Start of Exercise input
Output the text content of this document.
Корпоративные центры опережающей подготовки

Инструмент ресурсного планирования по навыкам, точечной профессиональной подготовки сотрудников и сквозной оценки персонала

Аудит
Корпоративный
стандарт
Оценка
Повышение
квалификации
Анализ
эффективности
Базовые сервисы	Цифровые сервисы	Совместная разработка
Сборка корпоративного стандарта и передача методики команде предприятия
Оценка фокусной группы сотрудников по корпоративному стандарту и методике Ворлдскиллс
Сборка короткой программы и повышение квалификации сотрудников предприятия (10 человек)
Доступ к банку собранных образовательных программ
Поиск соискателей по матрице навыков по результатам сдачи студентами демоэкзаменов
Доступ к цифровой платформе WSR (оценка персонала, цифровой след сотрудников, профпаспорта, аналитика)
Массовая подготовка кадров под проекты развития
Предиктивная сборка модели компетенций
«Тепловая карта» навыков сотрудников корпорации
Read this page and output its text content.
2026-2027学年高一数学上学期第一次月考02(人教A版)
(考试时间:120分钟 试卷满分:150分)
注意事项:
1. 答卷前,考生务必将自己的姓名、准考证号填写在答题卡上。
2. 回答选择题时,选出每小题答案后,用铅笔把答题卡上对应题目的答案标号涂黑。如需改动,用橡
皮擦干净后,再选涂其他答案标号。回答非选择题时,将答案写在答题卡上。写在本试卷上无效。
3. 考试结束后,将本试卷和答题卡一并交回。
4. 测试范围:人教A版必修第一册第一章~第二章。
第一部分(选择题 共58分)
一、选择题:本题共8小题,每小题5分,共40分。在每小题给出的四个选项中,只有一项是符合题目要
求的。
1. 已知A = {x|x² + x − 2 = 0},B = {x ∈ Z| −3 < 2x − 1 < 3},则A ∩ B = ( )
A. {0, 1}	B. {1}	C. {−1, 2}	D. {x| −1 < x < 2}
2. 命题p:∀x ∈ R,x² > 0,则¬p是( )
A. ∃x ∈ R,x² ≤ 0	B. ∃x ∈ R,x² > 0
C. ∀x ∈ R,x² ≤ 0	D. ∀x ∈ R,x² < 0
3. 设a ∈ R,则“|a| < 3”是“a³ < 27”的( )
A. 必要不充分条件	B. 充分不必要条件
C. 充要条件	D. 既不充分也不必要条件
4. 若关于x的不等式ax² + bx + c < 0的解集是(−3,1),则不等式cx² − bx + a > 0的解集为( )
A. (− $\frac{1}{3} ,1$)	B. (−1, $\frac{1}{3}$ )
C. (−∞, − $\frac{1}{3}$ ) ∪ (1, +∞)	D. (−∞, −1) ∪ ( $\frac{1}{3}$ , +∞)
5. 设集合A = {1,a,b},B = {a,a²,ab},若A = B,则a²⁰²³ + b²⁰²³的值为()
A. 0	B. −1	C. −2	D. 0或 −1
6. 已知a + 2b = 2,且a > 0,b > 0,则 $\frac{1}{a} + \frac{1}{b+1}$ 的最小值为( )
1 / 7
End of Exercise input
▶ [Requirements]:
Send back every record, precisely as written.

▶ [Reply]:
Output the text content of this document.
Корпоративные центры опережающей подготовки

Инструмент ресурсного планирования по навыкам, точечной профессиональной подготовки сотрудников и сквозной оценки персонала

Аудит
Корпоративный
стандарт
Оценка
Повышение
квалификации
Анализ
эффективности
Базовые сервисы	Цифровые сервисы	Совместная разработка
Сборка корпоративного стандарта и передача методики команде предприятия
Оценка фокусной группы сотрудников по корпоративному стандарту и методике Ворлдскиллс
Сборка короткой программы и повышение квалификации сотрудников предприятия (10 человек)
Доступ к банку собранных образовательных программ
Поиск соискателей по матрице навыков по результатам сдачи студентами демоэкзаменов
Доступ к цифровой платформе WSR (оценка персонала, цифровой след сотрудников, профпаспорта, аналитика)
Массовая подготовка кадров под проекты развития
Предиктивная сборка модели компетенций
«Тепловая карта» навыков сотрудников корпорации
Read this page and output its text content.
2026-2027学年高一数学上学期第一次月考02(人教A版)
(考试时间:120分钟 试卷满分:150分)
注意事项:
1. 答卷前,考生务必将自己的姓名、准考证号填写在答题卡上。
2. 回答选择题时,选出每小题答案后,用铅笔把答题卡上对应题目的答案标号涂黑。如需改动,用橡
皮擦干净后,再选涂其他答案标号。回答非选择题时,将答案写在答题卡上。写在本试卷上无效。
3. 考试结束后,将本试卷和答题卡一并交回。
4. 测试范围:人教A版必修第一册第一章~第二章。
第一部分(选择题 共58分)
一、选择题:本题共8小题,每小题5分,共40分。在每小题给出的四个选项中,只有一项是符合题目要
求的。
1. 已知A = {x|x² + x − 2 = 0},B = {x ∈ Z| −3 < 2x − 1 < 3},则A ∩ B = ( )
A. {0, 1}	B. {1}	C. {−1, 2}	D. {x| −1 < x < 2}
2. 命题p:∀x ∈ R,x² > 0,则¬p是( )
A. ∃x ∈ R,x² ≤ 0	B. ∃x ∈ R,x² > 0
C. ∀x ∈ R,x² ≤ 0	D. ∀x ∈ R,x² < 0
3. 设a ∈ R,则“|a| < 3”是“a³ < 27”的( )
A. 必要不充分条件	B. 充分不必要条件
C. 充要条件	D. 既不充分也不必要条件
4. 若关于x的不等式ax² + bx + c < 0的解集是(−3,1),则不等式cx² − bx + a > 0的解集为( )
A. (− $\frac{1}{3} ,1$)	B. (−1, $\frac{1}{3}$ )
C. (−∞, − $\frac{1}{3}$ ) ∪ (1, +∞)	D. (−∞, −1) ∪ ( $\frac{1}{3}$ , +∞)
5. 设集合A = {1,a,b},B = {a,a²,ab},若A = B,则a²⁰²³ + b²⁰²³的值为()
A. 0	B. −1	C. −2	D. 0或 −1
6. 已知a + 2b = 2,且a > 0,b > 0,则 $\frac{1}{a} + \frac{1}{b+1}$ 的最小值为( )
1 / 7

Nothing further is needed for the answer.